* **Passage given**
▽

Early this week, it was reorganizing the hay bales in the barn into a FIFO arrangement so that the ones that were “First In”–those leftover from the winter–will be accessible to go “First Out” in November or December of this year. We had a mild winter, so quite a bit of hay left over. Got it done. (Yay! I can, still, just about, get the bales stacked five high–they’re about 50lbs each.) And yesterday, Clayton brought us 200 new bales, so the barn is full of hay. Cross that off the list.
Weekend upcoming is the sheep shearing. Really late this year, because of life, and rain. I’ve had them in the barn for a week and managed to get one done last Sunday. But something’s wrong with my shears, and by the end of it they were so hot I thought that either they’d seize up, or I’d end up with third-degree burns. They’re 30+ years old, so they don’t owe me anything. Found a new pair online. Ordered them up, second-day delivery. Yay! Again. They’ll be here Tuesday. Tuesday came, and so did my package.
Wrong item. Clippers, not shears (there’s a difference). Minor meltdown, because already on edge because, late shearing. Checked to see if I ordered the right thing. Yes. Regrouped. Called. Sorted. Shears should be here on Friday. Sheep will have to stay in the barn till I’m done. Weather forecast says rain every day until the end of June.
What? Better mow the grass then, stat. The part that I don’t let the sheep eat, anyway. Get out the John Deere riding mower. Love it, although I really miss my little Snapper, which I bought second-hand on eBay. It was like riding the Jack Rabbit at Kennywood Park. (Excerpt from the linked article):
It is most well known for its double dip element following the lift hill. The double dip produces strong airtime that makes the rider feel that they will be thrown from the seat, and a feeling that the train leaves the track…
Yep. It was like that. My granddaughter used to call it “Granny’s Tractor,” and giggle as I whirled around what passes for the lawn like a bat out of hell. Remarkable that I never fell off or seriously injured myself. (It was built before Ralph Nader came along, and whatever rudimentary safety features it had once had, had either fallen off or been disabled to improve its performance. I loved it.)

△

* **Extracted records**
▽

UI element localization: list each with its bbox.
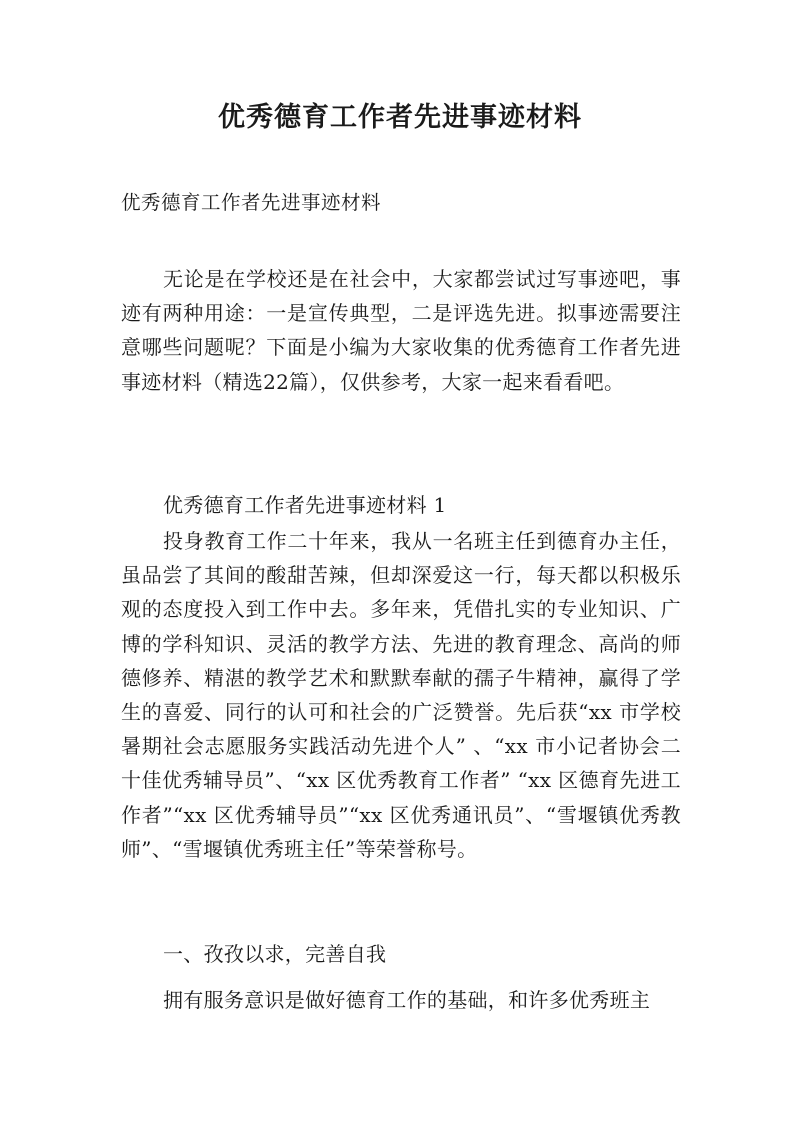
body-paragraph: 投身教育工作二十年来，我从一名班主任到德育办主任，虽品尝了其间的酸甜苦辣，但却深爱这一行，每天都以积极乐观的态度投入到工作中去。多年来，凭借扎实的专业知识、广博的学科知识、灵活的教学方法、先进的教育理念、高尚的师德修养、精湛的教学艺术和默默奉献的孺子牛精神，赢得了学生的喜爱、同行的认可和社会的广泛赞誉。先后获“xx 市学校暑期社会志愿服务实践活动先进个人” 、“xx 市小记者协会二十佳优秀辅导员”、“xx 区优秀教育工作者” “xx 区德育先进工作者”“xx 区优秀辅导员”“xx 区优秀通讯员”、“雪堰镇优秀教师”、“雪堰镇优秀班主任”等荣誉称号。: [121, 529, 681, 861]
subsection-heading: 一、孜孜以求，完善自我: [163, 942, 387, 966]
section-heading: 优秀德育工作者先进事迹材料 1: [163, 493, 447, 517]
body-paragraph: 拥有服务意识是做好德育工作的基础，和许多优秀班主: [163, 988, 651, 1012]
intro-paragraph: 无论是在学校还是在社会中，大家都尝试过写事迹吧，事迹有两种用途：一是宣传典型，二是评选先进。拟事迹需要注意哪些问题呢？下面是小编为大家收集的优秀德育工作者先进事迹材料（精选22篇），仅供参考，大家一起来看看吧。: [121, 267, 681, 394]
document-subtitle: 优秀德育工作者先进事迹材料: [121, 191, 382, 214]
document-title: 优秀德育工作者先进事迹材料: [218, 102, 582, 133]
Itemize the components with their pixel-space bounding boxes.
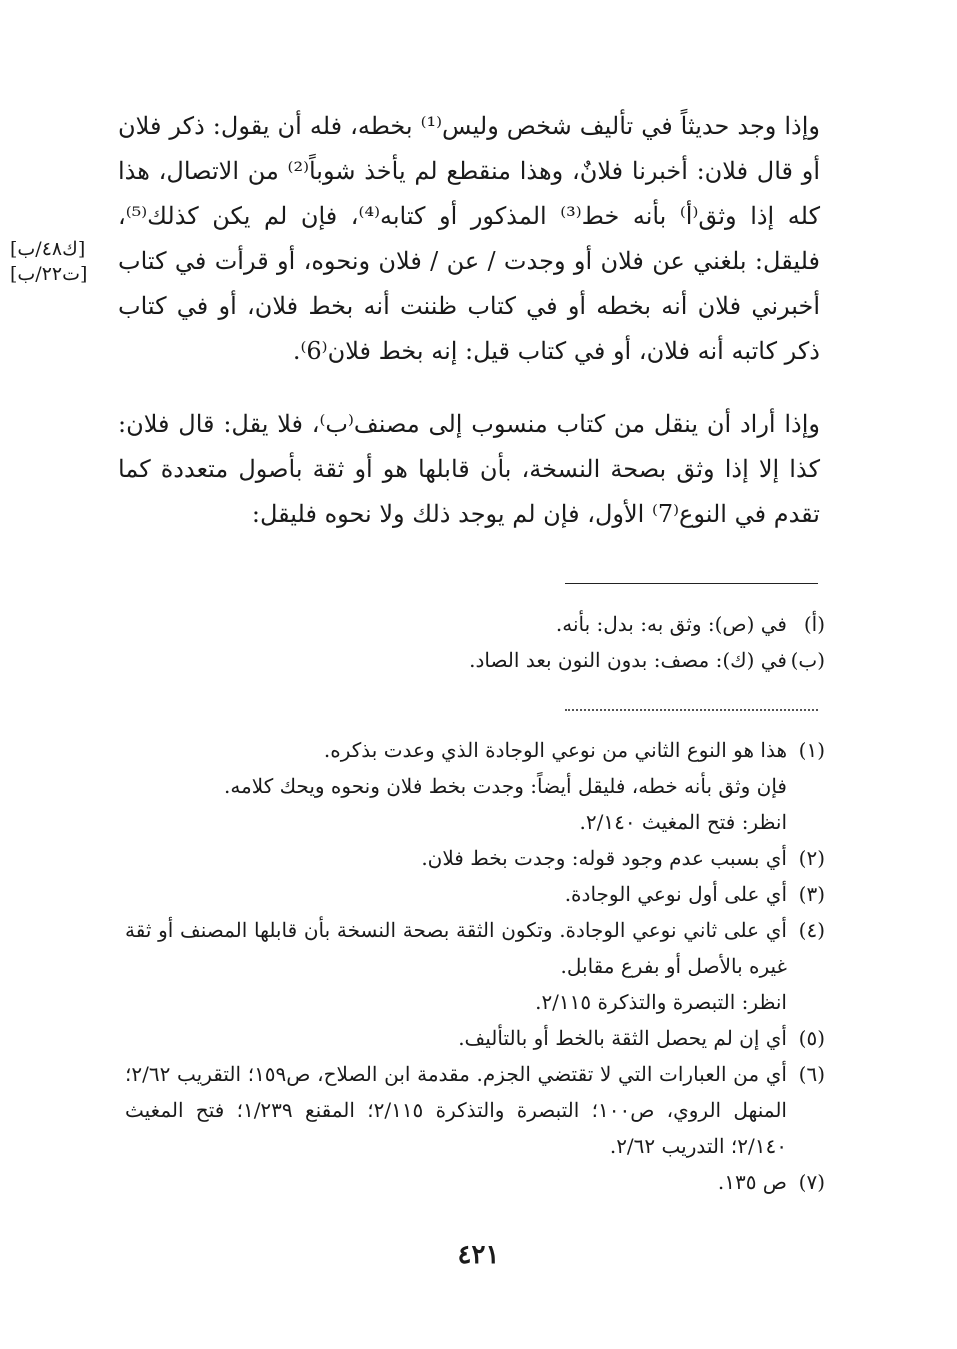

△

* **Work to do**
1. In the farm chores post, how many new hay bales did Clayton bring?
2. Copy out the entries from the line with "529, 681, 861]" to the line with "subsection-heading: 一、孜孜以求，完善自我: [163, 942, 387, 966]".

* **Solutions per task**
1. 200

2.
body-paragraph: 投身教育工作二十年来，我从一名班主任到德育办主任，虽品尝了其间的酸甜苦辣，但却深爱这一行，每天都以积极乐观的态度投入到工作中去。多年来，凭借扎实的专业知识、广博的学科知识、灵活的教学方法、先进的教育理念、高尚的师德修养、精湛的教学艺术和默默奉献的孺子牛精神，赢得了学生的喜爱、同行的认可和社会的广泛赞誉。先后获“xx 市学校暑期社会志愿服务实践活动先进个人” 、“xx 市小记者协会二十佳优秀辅导员”、“xx 区优秀教育工作者” “xx 区德育先进工作者”“xx 区优秀辅导员”“xx 区优秀通讯员”、“雪堰镇优秀教师”、“雪堰镇优秀班主任”等荣誉称号。: [121, 529, 681, 861]
subsection-heading: 一、孜孜以求，完善自我: [163, 942, 387, 966]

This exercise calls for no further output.